Print all the records exactly, please.
-------- RECORDED DATA
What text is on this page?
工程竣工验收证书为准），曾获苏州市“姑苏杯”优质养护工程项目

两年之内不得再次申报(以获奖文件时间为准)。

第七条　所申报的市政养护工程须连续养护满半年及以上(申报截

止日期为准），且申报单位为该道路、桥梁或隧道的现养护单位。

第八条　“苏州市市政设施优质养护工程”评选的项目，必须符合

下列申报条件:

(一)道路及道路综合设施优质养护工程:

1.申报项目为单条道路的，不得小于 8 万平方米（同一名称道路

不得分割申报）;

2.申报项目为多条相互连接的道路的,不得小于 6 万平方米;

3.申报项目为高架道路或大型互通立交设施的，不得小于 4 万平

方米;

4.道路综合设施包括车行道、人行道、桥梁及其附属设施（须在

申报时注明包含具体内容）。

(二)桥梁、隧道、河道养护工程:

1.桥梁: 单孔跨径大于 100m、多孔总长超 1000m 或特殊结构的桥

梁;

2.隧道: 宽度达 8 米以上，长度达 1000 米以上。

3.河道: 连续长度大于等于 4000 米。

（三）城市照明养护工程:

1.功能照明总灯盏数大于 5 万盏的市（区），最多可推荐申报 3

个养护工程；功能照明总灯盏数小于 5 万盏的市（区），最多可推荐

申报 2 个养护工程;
----------------
**RIGHT ANSWER:**
What text is on this page?
工程竣工验收证书为准），曾获苏州市“姑苏杯”优质养护工程项目

两年之内不得再次申报(以获奖文件时间为准)。

第七条　所申报的市政养护工程须连续养护满半年及以上(申报截

止日期为准），且申报单位为该道路、桥梁或隧道的现养护单位。

第八条　“苏州市市政设施优质养护工程”评选的项目，必须符合

下列申报条件:

(一)道路及道路综合设施优质养护工程:

1.申报项目为单条道路的，不得小于 8 万平方米（同一名称道路

不得分割申报）;

2.申报项目为多条相互连接的道路的,不得小于 6 万平方米;

3.申报项目为高架道路或大型互通立交设施的，不得小于 4 万平

方米;

4.道路综合设施包括车行道、人行道、桥梁及其附属设施（须在

申报时注明包含具体内容）。

(二)桥梁、隧道、河道养护工程:

1.桥梁: 单孔跨径大于 100m、多孔总长超 1000m 或特殊结构的桥

梁;

2.隧道: 宽度达 8 米以上，长度达 1000 米以上。

3.河道: 连续长度大于等于 4000 米。

（三）城市照明养护工程:

1.功能照明总灯盏数大于 5 万盏的市（区），最多可推荐申报 3

个养护工程；功能照明总灯盏数小于 5 万盏的市（区），最多可推荐

申报 2 个养护工程;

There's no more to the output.